**GOAL OF THE EXERCISE**
Write out the full set of records exactly. Any pictures in them do not belong in the copy.

**DATASET ENTRIES**
## START
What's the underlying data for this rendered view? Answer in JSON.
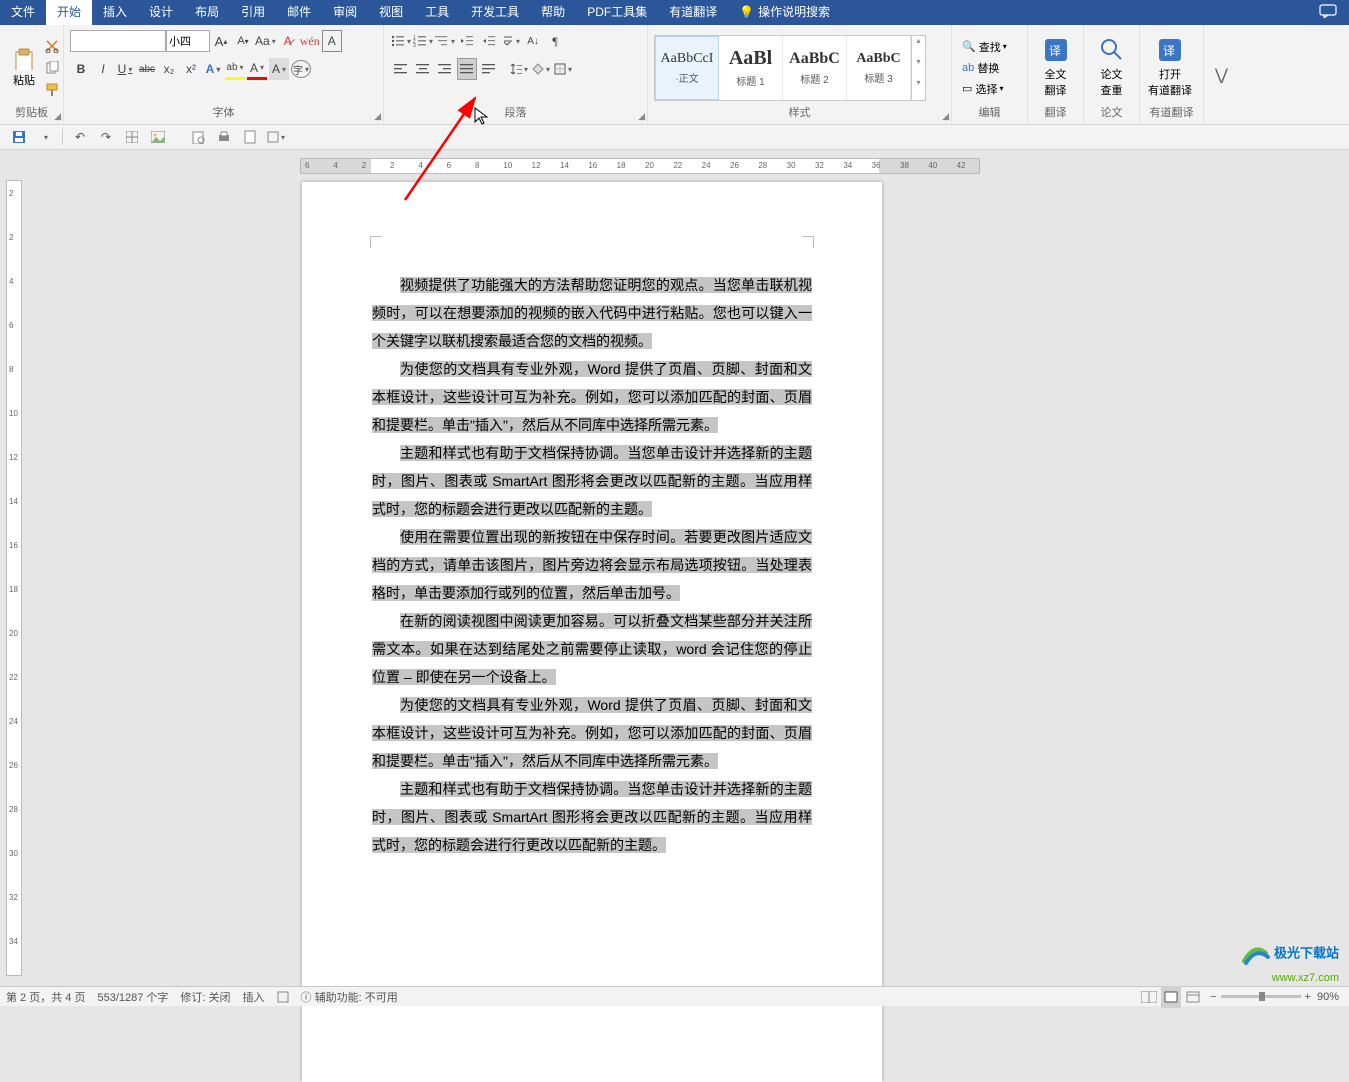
{
  "menubar": {
    "tabs": [
      "文件",
      "开始",
      "插入",
      "设计",
      "布局",
      "引用",
      "邮件",
      "审阅",
      "视图",
      "工具",
      "开发工具",
      "帮助",
      "PDF工具集",
      "有道翻译"
    ],
    "active_index": 1,
    "search_hint": "操作说明搜索"
  },
  "ribbon": {
    "clipboard": {
      "paste": "粘贴",
      "label": "剪贴板"
    },
    "font": {
      "name_value": "",
      "size_value": "小四",
      "label": "字体",
      "buttons": {
        "bold": "B",
        "italic": "I",
        "underline": "U",
        "strike": "abc",
        "sub": "x₂",
        "sup": "x²",
        "case": "Aa",
        "clear": "A",
        "phonetic": "⺀",
        "charborder": "A",
        "fontcolor": "A",
        "highlight": "ab",
        "shading": "A",
        "grow": "A",
        "shrink": "A",
        "enclose": "字"
      }
    },
    "paragraph": {
      "label": "段落"
    },
    "styles": {
      "label": "样式",
      "items": [
        {
          "preview": "AaBbCcI",
          "name": "·正文",
          "previewSize": "14px"
        },
        {
          "preview": "AaBl",
          "name": "标题 1",
          "previewSize": "20px"
        },
        {
          "preview": "AaBbC",
          "name": "标题 2",
          "previewSize": "16px"
        },
        {
          "preview": "AaBbC",
          "name": "标题 3",
          "previewSize": "14px"
        }
      ]
    },
    "editing": {
      "label": "编辑",
      "find": "查找",
      "replace": "替换",
      "select": "选择"
    },
    "translate": {
      "label": "翻译",
      "full": "全文",
      "fl2": "翻译"
    },
    "thesis": {
      "label": "论文",
      "check": "论文",
      "cl2": "查重"
    },
    "youdao": {
      "label": "有道翻译",
      "open": "打开",
      "ol2": "有道翻译"
    }
  },
  "qat": {
    "ruler_label": "L"
  },
  "hruler": {
    "ticks": [
      "6",
      "4",
      "2",
      "2",
      "4",
      "6",
      "8",
      "10",
      "12",
      "14",
      "16",
      "18",
      "20",
      "22",
      "24",
      "26",
      "28",
      "30",
      "32",
      "34",
      "36",
      "38",
      "40",
      "42"
    ]
  },
  "vruler": {
    "ticks": [
      "2",
      "2",
      "4",
      "6",
      "8",
      "10",
      "12",
      "14",
      "16",
      "18",
      "20",
      "22",
      "24",
      "26",
      "28",
      "30",
      "32",
      "34"
    ]
  },
  "document": {
    "paragraphs": [
      "视频提供了功能强大的方法帮助您证明您的观点。当您单击联机视频时，可以在想要添加的视频的嵌入代码中进行粘贴。您也可以键入一个关键字以联机搜索最适合您的文档的视频。",
      "为使您的文档具有专业外观，Word 提供了页眉、页脚、封面和文本框设计，这些设计可互为补充。例如，您可以添加匹配的封面、页眉和提要栏。单击\"插入\"，然后从不同库中选择所需元素。",
      "主题和样式也有助于文档保持协调。当您单击设计并选择新的主题时，图片、图表或 SmartArt 图形将会更改以匹配新的主题。当应用样式时，您的标题会进行更改以匹配新的主题。",
      "使用在需要位置出现的新按钮在中保存时间。若要更改图片适应文档的方式，请单击该图片，图片旁边将会显示布局选项按钮。当处理表格时，单击要添加行或列的位置，然后单击加号。",
      "在新的阅读视图中阅读更加容易。可以折叠文档某些部分并关注所需文本。如果在达到结尾处之前需要停止读取，word 会记住您的停止位置 – 即使在另一个设备上。",
      "为使您的文档具有专业外观，Word 提供了页眉、页脚、封面和文本框设计，这些设计可互为补充。例如，您可以添加匹配的封面、页眉和提要栏。单击\"插入\"，然后从不同库中选择所需元素。",
      "主题和样式也有助于文档保持协调。当您单击设计并选择新的主题时，图片、图表或 SmartArt 图形将会更改以匹配新的主题。当应用样式时，您的标题会进行行更改以匹配新的主题。"
    ]
  },
  "statusbar": {
    "page": "第 2 页，共 4 页",
    "words": "553/1287 个字",
    "revision": "修订: 关闭",
    "insert": "插入",
    "accessibility": "辅助功能: 不可用",
    "zoom": "90%"
  },
  "watermark": {
    "line1": "极光下载站",
    "line2": "www.xz7.com"
  }
}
## END
**ANSWER TO THIS EXERCISE**
What's the underlying data for this rendered view? Answer in JSON.
{
  "menubar": {
    "tabs": [
      "文件",
      "开始",
      "插入",
      "设计",
      "布局",
      "引用",
      "邮件",
      "审阅",
      "视图",
      "工具",
      "开发工具",
      "帮助",
      "PDF工具集",
      "有道翻译"
    ],
    "active_index": 1,
    "search_hint": "操作说明搜索"
  },
  "ribbon": {
    "clipboard": {
      "paste": "粘贴",
      "label": "剪贴板"
    },
    "font": {
      "name_value": "",
      "size_value": "小四",
      "label": "字体",
      "buttons": {
        "bold": "B",
        "italic": "I",
        "underline": "U",
        "strike": "abc",
        "sub": "x₂",
        "sup": "x²",
        "case": "Aa",
        "clear": "A",
        "phonetic": "⺀",
        "charborder": "A",
        "fontcolor": "A",
        "highlight": "ab",
        "shading": "A",
        "grow": "A",
        "shrink": "A",
        "enclose": "字"
      }
    },
    "paragraph": {
      "label": "段落"
    },
    "styles": {
      "label": "样式",
      "items": [
        {
          "preview": "AaBbCcI",
          "name": "·正文",
          "previewSize": "14px"
        },
        {
          "preview": "AaBl",
          "name": "标题 1",
          "previewSize": "20px"
        },
        {
          "preview": "AaBbC",
          "name": "标题 2",
          "previewSize": "16px"
        },
        {
          "preview": "AaBbC",
          "name": "标题 3",
          "previewSize": "14px"
        }
      ]
    },
    "editing": {
      "label": "编辑",
      "find": "查找",
      "replace": "替换",
      "select": "选择"
    },
    "translate": {
      "label": "翻译",
      "full": "全文",
      "fl2": "翻译"
    },
    "thesis": {
      "label": "论文",
      "check": "论文",
      "cl2": "查重"
    },
    "youdao": {
      "label": "有道翻译",
      "open": "打开",
      "ol2": "有道翻译"
    }
  },
  "qat": {
    "ruler_label": "L"
  },
  "hruler": {
    "ticks": [
      "6",
      "4",
      "2",
      "2",
      "4",
      "6",
      "8",
      "10",
      "12",
      "14",
      "16",
      "18",
      "20",
      "22",
      "24",
      "26",
      "28",
      "30",
      "32",
      "34",
      "36",
      "38",
      "40",
      "42"
    ]
  },
  "vruler": {
    "ticks": [
      "2",
      "2",
      "4",
      "6",
      "8",
      "10",
      "12",
      "14",
      "16",
      "18",
      "20",
      "22",
      "24",
      "26",
      "28",
      "30",
      "32",
      "34"
    ]
  },
  "document": {
    "paragraphs": [
      "视频提供了功能强大的方法帮助您证明您的观点。当您单击联机视频时，可以在想要添加的视频的嵌入代码中进行粘贴。您也可以键入一个关键字以联机搜索最适合您的文档的视频。",
      "为使您的文档具有专业外观，Word 提供了页眉、页脚、封面和文本框设计，这些设计可互为补充。例如，您可以添加匹配的封面、页眉和提要栏。单击\"插入\"，然后从不同库中选择所需元素。",
      "主题和样式也有助于文档保持协调。当您单击设计并选择新的主题时，图片、图表或 SmartArt 图形将会更改以匹配新的主题。当应用样式时，您的标题会进行更改以匹配新的主题。",
      "使用在需要位置出现的新按钮在中保存时间。若要更改图片适应文档的方式，请单击该图片，图片旁边将会显示布局选项按钮。当处理表格时，单击要添加行或列的位置，然后单击加号。",
      "在新的阅读视图中阅读更加容易。可以折叠文档某些部分并关注所需文本。如果在达到结尾处之前需要停止读取，word 会记住您的停止位置 – 即使在另一个设备上。",
      "为使您的文档具有专业外观，Word 提供了页眉、页脚、封面和文本框设计，这些设计可互为补充。例如，您可以添加匹配的封面、页眉和提要栏。单击\"插入\"，然后从不同库中选择所需元素。",
      "主题和样式也有助于文档保持协调。当您单击设计并选择新的主题时，图片、图表或 SmartArt 图形将会更改以匹配新的主题。当应用样式时，您的标题会进行行更改以匹配新的主题。"
    ]
  },
  "statusbar": {
    "page": "第 2 页，共 4 页",
    "words": "553/1287 个字",
    "revision": "修订: 关闭",
    "insert": "插入",
    "accessibility": "辅助功能: 不可用",
    "zoom": "90%"
  },
  "watermark": {
    "line1": "极光下载站",
    "line2": "www.xz7.com"
  }
}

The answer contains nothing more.